**SHORT EXERCISE:**
Write out all the lines again, precisely as they stand, but without the images.

Dataset items:
>>>
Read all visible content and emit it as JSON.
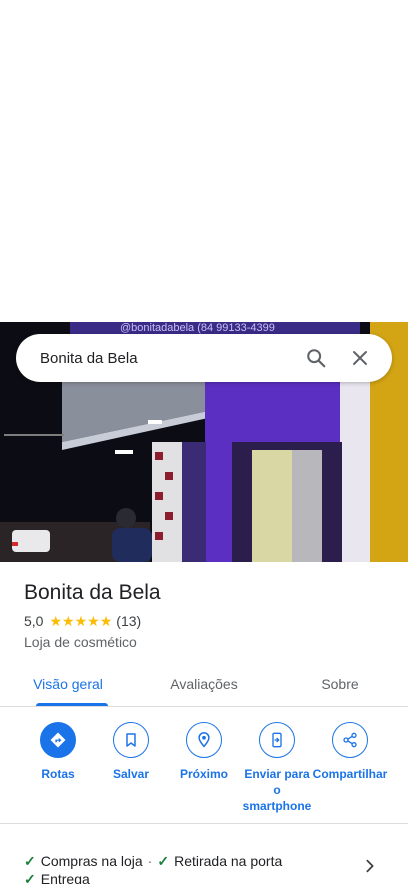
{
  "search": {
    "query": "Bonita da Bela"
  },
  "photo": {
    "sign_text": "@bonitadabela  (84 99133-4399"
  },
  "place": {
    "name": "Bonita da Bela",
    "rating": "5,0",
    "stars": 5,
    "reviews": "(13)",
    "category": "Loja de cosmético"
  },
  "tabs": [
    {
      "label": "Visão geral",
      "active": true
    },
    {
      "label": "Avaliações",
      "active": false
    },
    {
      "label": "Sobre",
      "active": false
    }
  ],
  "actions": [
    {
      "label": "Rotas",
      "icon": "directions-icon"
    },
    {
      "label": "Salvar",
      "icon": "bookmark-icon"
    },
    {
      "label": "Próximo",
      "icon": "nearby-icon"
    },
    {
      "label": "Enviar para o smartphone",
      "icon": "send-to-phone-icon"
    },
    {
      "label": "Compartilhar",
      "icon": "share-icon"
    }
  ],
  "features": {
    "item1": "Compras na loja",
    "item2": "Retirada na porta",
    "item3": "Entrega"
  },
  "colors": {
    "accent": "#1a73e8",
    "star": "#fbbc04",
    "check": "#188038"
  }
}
<<<
**SOLUTION TO THE PROBLEM:**
Read all visible content and emit it as JSON.
{
  "search": {
    "query": "Bonita da Bela"
  },
  "photo": {
    "sign_text": "@bonitadabela  (84 99133-4399"
  },
  "place": {
    "name": "Bonita da Bela",
    "rating": "5,0",
    "stars": 5,
    "reviews": "(13)",
    "category": "Loja de cosmético"
  },
  "tabs": [
    {
      "label": "Visão geral",
      "active": true
    },
    {
      "label": "Avaliações",
      "active": false
    },
    {
      "label": "Sobre",
      "active": false
    }
  ],
  "actions": [
    {
      "label": "Rotas",
      "icon": "directions-icon"
    },
    {
      "label": "Salvar",
      "icon": "bookmark-icon"
    },
    {
      "label": "Próximo",
      "icon": "nearby-icon"
    },
    {
      "label": "Enviar para o smartphone",
      "icon": "send-to-phone-icon"
    },
    {
      "label": "Compartilhar",
      "icon": "share-icon"
    }
  ],
  "features": {
    "item1": "Compras na loja",
    "item2": "Retirada na porta",
    "item3": "Entrega"
  },
  "colors": {
    "accent": "#1a73e8",
    "star": "#fbbc04",
    "check": "#188038"
  }
}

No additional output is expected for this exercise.